▶ Exercise
Without the images, write out the whole listing exactly.

* start Data provided *

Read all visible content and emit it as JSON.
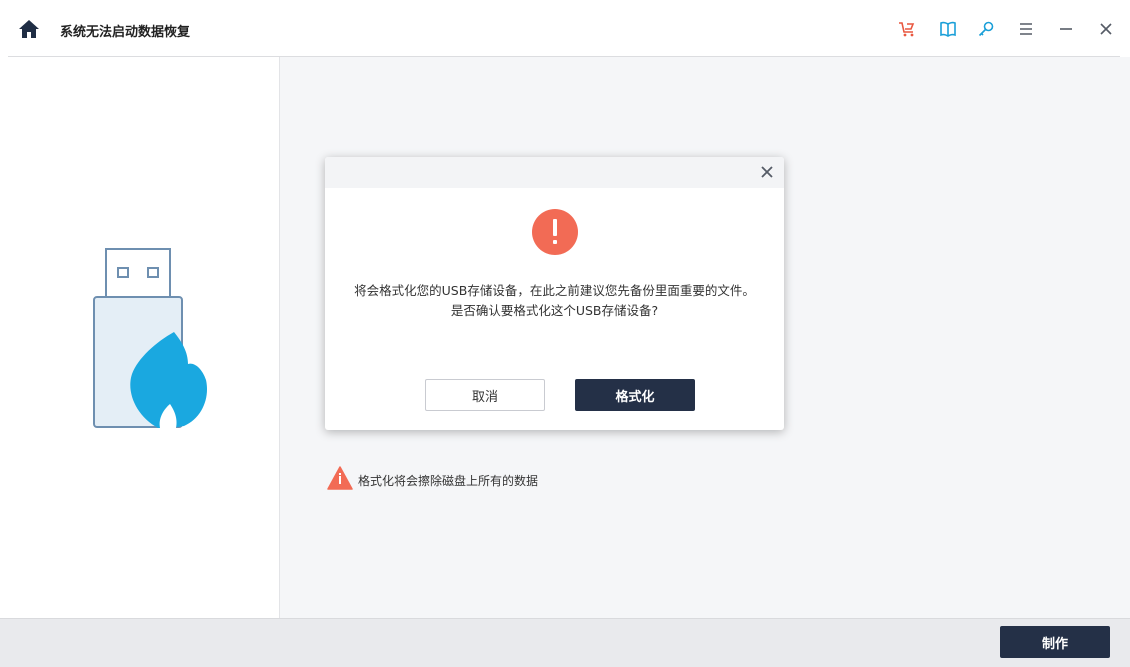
{
  "app": {
    "title": "系统无法启动数据恢复"
  },
  "toolbar": {
    "icons": [
      "home-icon",
      "cart-icon",
      "book-icon",
      "key-icon",
      "menu-icon",
      "minimize-icon",
      "close-icon"
    ]
  },
  "dialog": {
    "message": "将会格式化您的USB存储设备，在此之前建议您先备份里面重要的文件。是否确认要格式化这个USB存储设备?",
    "cancel_label": "取消",
    "confirm_label": "格式化"
  },
  "warning": {
    "text": "格式化将会擦除磁盘上所有的数据"
  },
  "footer": {
    "make_label": "制作"
  },
  "colors": {
    "accent": "#243047",
    "alert": "#f26b55",
    "usb_flame": "#1aa8e0",
    "cart_icon": "#e9573f",
    "tool_icon": "#1a9fd8"
  }
}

* end Data provided *

▶ Completed exercise
Read all visible content and emit it as JSON.
{
  "app": {
    "title": "系统无法启动数据恢复"
  },
  "toolbar": {
    "icons": [
      "home-icon",
      "cart-icon",
      "book-icon",
      "key-icon",
      "menu-icon",
      "minimize-icon",
      "close-icon"
    ]
  },
  "dialog": {
    "message": "将会格式化您的USB存储设备，在此之前建议您先备份里面重要的文件。是否确认要格式化这个USB存储设备?",
    "cancel_label": "取消",
    "confirm_label": "格式化"
  },
  "warning": {
    "text": "格式化将会擦除磁盘上所有的数据"
  },
  "footer": {
    "make_label": "制作"
  },
  "colors": {
    "accent": "#243047",
    "alert": "#f26b55",
    "usb_flame": "#1aa8e0",
    "cart_icon": "#e9573f",
    "tool_icon": "#1a9fd8"
  }
}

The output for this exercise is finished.